*WHAT TO WORK ON*: Copy out the entries below in full and exactly.

--------------------------------------------------

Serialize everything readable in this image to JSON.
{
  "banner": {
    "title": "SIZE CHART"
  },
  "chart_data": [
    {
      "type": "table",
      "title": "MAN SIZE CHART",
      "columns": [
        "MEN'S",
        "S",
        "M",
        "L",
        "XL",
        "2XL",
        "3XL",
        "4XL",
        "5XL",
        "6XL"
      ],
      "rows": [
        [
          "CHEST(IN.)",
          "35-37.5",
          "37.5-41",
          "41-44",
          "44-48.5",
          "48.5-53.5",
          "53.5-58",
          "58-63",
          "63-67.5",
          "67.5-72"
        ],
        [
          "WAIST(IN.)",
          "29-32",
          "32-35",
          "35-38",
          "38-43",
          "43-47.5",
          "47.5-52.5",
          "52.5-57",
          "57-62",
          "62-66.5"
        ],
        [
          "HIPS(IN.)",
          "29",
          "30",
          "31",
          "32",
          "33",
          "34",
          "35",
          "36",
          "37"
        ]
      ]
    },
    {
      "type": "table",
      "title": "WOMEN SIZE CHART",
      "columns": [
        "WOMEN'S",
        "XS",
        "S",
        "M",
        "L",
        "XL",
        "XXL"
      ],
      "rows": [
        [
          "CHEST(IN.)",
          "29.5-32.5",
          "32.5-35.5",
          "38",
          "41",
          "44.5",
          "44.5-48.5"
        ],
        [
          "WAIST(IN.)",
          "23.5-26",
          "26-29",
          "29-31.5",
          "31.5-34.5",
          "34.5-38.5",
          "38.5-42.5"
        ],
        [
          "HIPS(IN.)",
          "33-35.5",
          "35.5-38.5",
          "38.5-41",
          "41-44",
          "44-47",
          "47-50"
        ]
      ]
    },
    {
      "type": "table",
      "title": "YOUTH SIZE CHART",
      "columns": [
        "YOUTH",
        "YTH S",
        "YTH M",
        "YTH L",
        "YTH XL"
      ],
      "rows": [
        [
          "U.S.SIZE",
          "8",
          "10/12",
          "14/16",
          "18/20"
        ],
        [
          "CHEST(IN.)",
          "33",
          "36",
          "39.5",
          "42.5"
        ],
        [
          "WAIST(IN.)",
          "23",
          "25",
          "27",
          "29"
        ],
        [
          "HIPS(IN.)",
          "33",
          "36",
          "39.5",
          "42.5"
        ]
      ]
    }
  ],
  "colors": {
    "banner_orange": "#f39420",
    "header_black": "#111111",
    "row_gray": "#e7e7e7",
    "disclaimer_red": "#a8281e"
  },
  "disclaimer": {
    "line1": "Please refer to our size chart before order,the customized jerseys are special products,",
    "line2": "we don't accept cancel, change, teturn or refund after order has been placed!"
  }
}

--------------------------------------------------

*REPLY TO THE EXERCISE*:
Serialize everything readable in this image to JSON.
{
  "banner": {
    "title": "SIZE CHART"
  },
  "chart_data": [
    {
      "type": "table",
      "title": "MAN SIZE CHART",
      "columns": [
        "MEN'S",
        "S",
        "M",
        "L",
        "XL",
        "2XL",
        "3XL",
        "4XL",
        "5XL",
        "6XL"
      ],
      "rows": [
        [
          "CHEST(IN.)",
          "35-37.5",
          "37.5-41",
          "41-44",
          "44-48.5",
          "48.5-53.5",
          "53.5-58",
          "58-63",
          "63-67.5",
          "67.5-72"
        ],
        [
          "WAIST(IN.)",
          "29-32",
          "32-35",
          "35-38",
          "38-43",
          "43-47.5",
          "47.5-52.5",
          "52.5-57",
          "57-62",
          "62-66.5"
        ],
        [
          "HIPS(IN.)",
          "29",
          "30",
          "31",
          "32",
          "33",
          "34",
          "35",
          "36",
          "37"
        ]
      ]
    },
    {
      "type": "table",
      "title": "WOMEN SIZE CHART",
      "columns": [
        "WOMEN'S",
        "XS",
        "S",
        "M",
        "L",
        "XL",
        "XXL"
      ],
      "rows": [
        [
          "CHEST(IN.)",
          "29.5-32.5",
          "32.5-35.5",
          "38",
          "41",
          "44.5",
          "44.5-48.5"
        ],
        [
          "WAIST(IN.)",
          "23.5-26",
          "26-29",
          "29-31.5",
          "31.5-34.5",
          "34.5-38.5",
          "38.5-42.5"
        ],
        [
          "HIPS(IN.)",
          "33-35.5",
          "35.5-38.5",
          "38.5-41",
          "41-44",
          "44-47",
          "47-50"
        ]
      ]
    },
    {
      "type": "table",
      "title": "YOUTH SIZE CHART",
      "columns": [
        "YOUTH",
        "YTH S",
        "YTH M",
        "YTH L",
        "YTH XL"
      ],
      "rows": [
        [
          "U.S.SIZE",
          "8",
          "10/12",
          "14/16",
          "18/20"
        ],
        [
          "CHEST(IN.)",
          "33",
          "36",
          "39.5",
          "42.5"
        ],
        [
          "WAIST(IN.)",
          "23",
          "25",
          "27",
          "29"
        ],
        [
          "HIPS(IN.)",
          "33",
          "36",
          "39.5",
          "42.5"
        ]
      ]
    }
  ],
  "colors": {
    "banner_orange": "#f39420",
    "header_black": "#111111",
    "row_gray": "#e7e7e7",
    "disclaimer_red": "#a8281e"
  },
  "disclaimer": {
    "line1": "Please refer to our size chart before order,the customized jerseys are special products,",
    "line2": "we don't accept cancel, change, teturn or refund after order has been placed!"
  }
}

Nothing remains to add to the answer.